What needs to be done
Transcribe all the entries word for word, omitting any pictures they contain.

Data items
□ □ □ □

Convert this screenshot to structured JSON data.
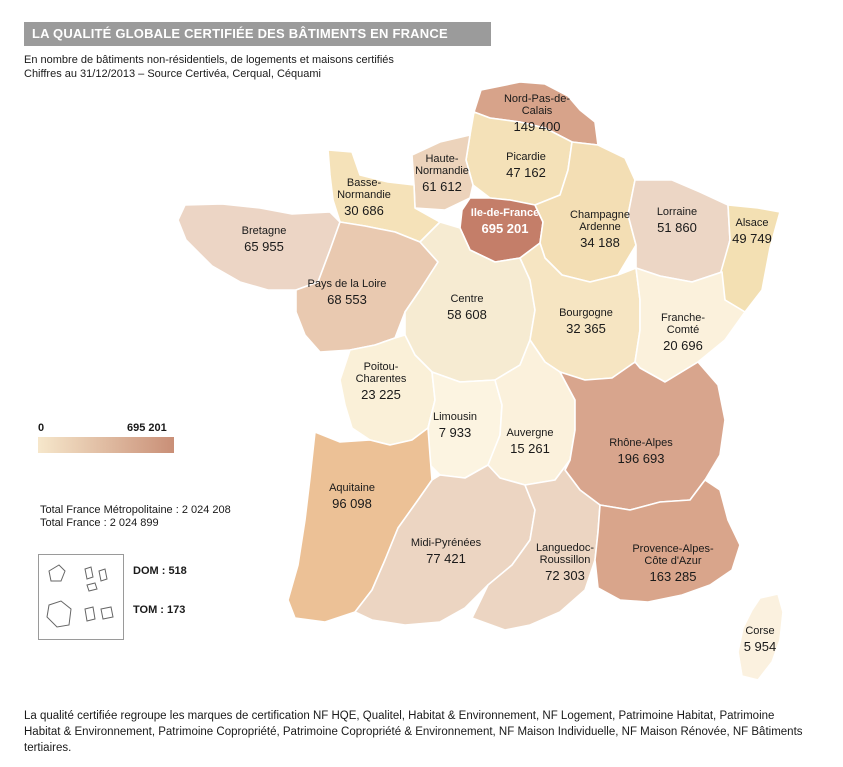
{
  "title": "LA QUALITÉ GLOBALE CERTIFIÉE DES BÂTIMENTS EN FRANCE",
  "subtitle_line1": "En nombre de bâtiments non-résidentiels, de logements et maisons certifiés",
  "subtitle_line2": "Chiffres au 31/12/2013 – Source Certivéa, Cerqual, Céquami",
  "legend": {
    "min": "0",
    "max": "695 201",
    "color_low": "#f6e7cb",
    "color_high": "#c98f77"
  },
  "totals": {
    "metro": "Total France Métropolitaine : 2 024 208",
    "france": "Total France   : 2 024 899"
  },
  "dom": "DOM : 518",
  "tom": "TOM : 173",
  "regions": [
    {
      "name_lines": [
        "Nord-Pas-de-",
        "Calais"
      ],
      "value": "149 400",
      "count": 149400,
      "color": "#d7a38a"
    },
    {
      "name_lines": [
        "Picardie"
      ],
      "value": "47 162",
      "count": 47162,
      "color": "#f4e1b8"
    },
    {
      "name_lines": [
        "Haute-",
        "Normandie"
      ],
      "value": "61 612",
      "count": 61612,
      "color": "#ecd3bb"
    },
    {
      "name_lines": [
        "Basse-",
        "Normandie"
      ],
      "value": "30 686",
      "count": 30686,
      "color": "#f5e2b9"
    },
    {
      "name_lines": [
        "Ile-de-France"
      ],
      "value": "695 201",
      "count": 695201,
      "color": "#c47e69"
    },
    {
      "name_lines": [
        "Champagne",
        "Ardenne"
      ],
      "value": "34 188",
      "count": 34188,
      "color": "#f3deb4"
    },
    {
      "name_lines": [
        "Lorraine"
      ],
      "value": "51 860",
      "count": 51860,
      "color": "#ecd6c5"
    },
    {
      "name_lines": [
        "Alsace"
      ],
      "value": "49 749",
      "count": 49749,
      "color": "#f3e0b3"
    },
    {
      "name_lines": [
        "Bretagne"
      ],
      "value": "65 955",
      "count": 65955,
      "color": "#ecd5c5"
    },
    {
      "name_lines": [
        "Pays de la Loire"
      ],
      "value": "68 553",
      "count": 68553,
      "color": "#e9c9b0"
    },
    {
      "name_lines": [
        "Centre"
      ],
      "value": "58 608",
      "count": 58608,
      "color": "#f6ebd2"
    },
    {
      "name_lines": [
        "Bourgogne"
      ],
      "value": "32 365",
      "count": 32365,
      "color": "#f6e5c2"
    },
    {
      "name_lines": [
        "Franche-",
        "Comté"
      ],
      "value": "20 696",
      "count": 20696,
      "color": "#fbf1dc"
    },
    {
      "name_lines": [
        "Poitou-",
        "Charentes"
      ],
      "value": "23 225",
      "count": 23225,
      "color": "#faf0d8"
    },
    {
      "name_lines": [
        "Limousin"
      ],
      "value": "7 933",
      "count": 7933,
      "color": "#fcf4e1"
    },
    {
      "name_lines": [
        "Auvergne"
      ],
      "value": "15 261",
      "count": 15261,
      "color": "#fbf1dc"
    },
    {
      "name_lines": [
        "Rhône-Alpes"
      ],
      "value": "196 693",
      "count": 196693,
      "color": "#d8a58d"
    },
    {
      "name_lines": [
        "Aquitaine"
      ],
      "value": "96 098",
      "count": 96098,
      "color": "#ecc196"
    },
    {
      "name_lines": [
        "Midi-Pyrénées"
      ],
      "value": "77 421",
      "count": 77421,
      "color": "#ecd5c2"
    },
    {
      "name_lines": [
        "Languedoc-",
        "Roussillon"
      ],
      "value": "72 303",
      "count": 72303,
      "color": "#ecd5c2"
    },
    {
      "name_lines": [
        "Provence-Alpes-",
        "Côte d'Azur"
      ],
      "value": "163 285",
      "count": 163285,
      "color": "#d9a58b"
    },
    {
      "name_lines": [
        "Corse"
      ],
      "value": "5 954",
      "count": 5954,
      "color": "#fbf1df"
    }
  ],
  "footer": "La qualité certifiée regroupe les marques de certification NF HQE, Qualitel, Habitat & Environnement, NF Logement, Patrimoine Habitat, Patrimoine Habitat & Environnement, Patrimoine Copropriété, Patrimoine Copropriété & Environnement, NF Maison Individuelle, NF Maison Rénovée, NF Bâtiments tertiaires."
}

□ □ □ □

Reply
Convert this screenshot to structured JSON data.
{
  "title": "LA QUALITÉ GLOBALE CERTIFIÉE DES BÂTIMENTS EN FRANCE",
  "subtitle_line1": "En nombre de bâtiments non-résidentiels, de logements et maisons certifiés",
  "subtitle_line2": "Chiffres au 31/12/2013 – Source Certivéa, Cerqual, Céquami",
  "legend": {
    "min": "0",
    "max": "695 201",
    "color_low": "#f6e7cb",
    "color_high": "#c98f77"
  },
  "totals": {
    "metro": "Total France Métropolitaine : 2 024 208",
    "france": "Total France   : 2 024 899"
  },
  "dom": "DOM : 518",
  "tom": "TOM : 173",
  "regions": [
    {
      "name_lines": [
        "Nord-Pas-de-",
        "Calais"
      ],
      "value": "149 400",
      "count": 149400,
      "color": "#d7a38a"
    },
    {
      "name_lines": [
        "Picardie"
      ],
      "value": "47 162",
      "count": 47162,
      "color": "#f4e1b8"
    },
    {
      "name_lines": [
        "Haute-",
        "Normandie"
      ],
      "value": "61 612",
      "count": 61612,
      "color": "#ecd3bb"
    },
    {
      "name_lines": [
        "Basse-",
        "Normandie"
      ],
      "value": "30 686",
      "count": 30686,
      "color": "#f5e2b9"
    },
    {
      "name_lines": [
        "Ile-de-France"
      ],
      "value": "695 201",
      "count": 695201,
      "color": "#c47e69"
    },
    {
      "name_lines": [
        "Champagne",
        "Ardenne"
      ],
      "value": "34 188",
      "count": 34188,
      "color": "#f3deb4"
    },
    {
      "name_lines": [
        "Lorraine"
      ],
      "value": "51 860",
      "count": 51860,
      "color": "#ecd6c5"
    },
    {
      "name_lines": [
        "Alsace"
      ],
      "value": "49 749",
      "count": 49749,
      "color": "#f3e0b3"
    },
    {
      "name_lines": [
        "Bretagne"
      ],
      "value": "65 955",
      "count": 65955,
      "color": "#ecd5c5"
    },
    {
      "name_lines": [
        "Pays de la Loire"
      ],
      "value": "68 553",
      "count": 68553,
      "color": "#e9c9b0"
    },
    {
      "name_lines": [
        "Centre"
      ],
      "value": "58 608",
      "count": 58608,
      "color": "#f6ebd2"
    },
    {
      "name_lines": [
        "Bourgogne"
      ],
      "value": "32 365",
      "count": 32365,
      "color": "#f6e5c2"
    },
    {
      "name_lines": [
        "Franche-",
        "Comté"
      ],
      "value": "20 696",
      "count": 20696,
      "color": "#fbf1dc"
    },
    {
      "name_lines": [
        "Poitou-",
        "Charentes"
      ],
      "value": "23 225",
      "count": 23225,
      "color": "#faf0d8"
    },
    {
      "name_lines": [
        "Limousin"
      ],
      "value": "7 933",
      "count": 7933,
      "color": "#fcf4e1"
    },
    {
      "name_lines": [
        "Auvergne"
      ],
      "value": "15 261",
      "count": 15261,
      "color": "#fbf1dc"
    },
    {
      "name_lines": [
        "Rhône-Alpes"
      ],
      "value": "196 693",
      "count": 196693,
      "color": "#d8a58d"
    },
    {
      "name_lines": [
        "Aquitaine"
      ],
      "value": "96 098",
      "count": 96098,
      "color": "#ecc196"
    },
    {
      "name_lines": [
        "Midi-Pyrénées"
      ],
      "value": "77 421",
      "count": 77421,
      "color": "#ecd5c2"
    },
    {
      "name_lines": [
        "Languedoc-",
        "Roussillon"
      ],
      "value": "72 303",
      "count": 72303,
      "color": "#ecd5c2"
    },
    {
      "name_lines": [
        "Provence-Alpes-",
        "Côte d'Azur"
      ],
      "value": "163 285",
      "count": 163285,
      "color": "#d9a58b"
    },
    {
      "name_lines": [
        "Corse"
      ],
      "value": "5 954",
      "count": 5954,
      "color": "#fbf1df"
    }
  ],
  "footer": "La qualité certifiée regroupe les marques de certification NF HQE, Qualitel, Habitat & Environnement, NF Logement, Patrimoine Habitat, Patrimoine Habitat & Environnement, Patrimoine Copropriété, Patrimoine Copropriété & Environnement, NF Maison Individuelle, NF Maison Rénovée, NF Bâtiments tertiaires."
}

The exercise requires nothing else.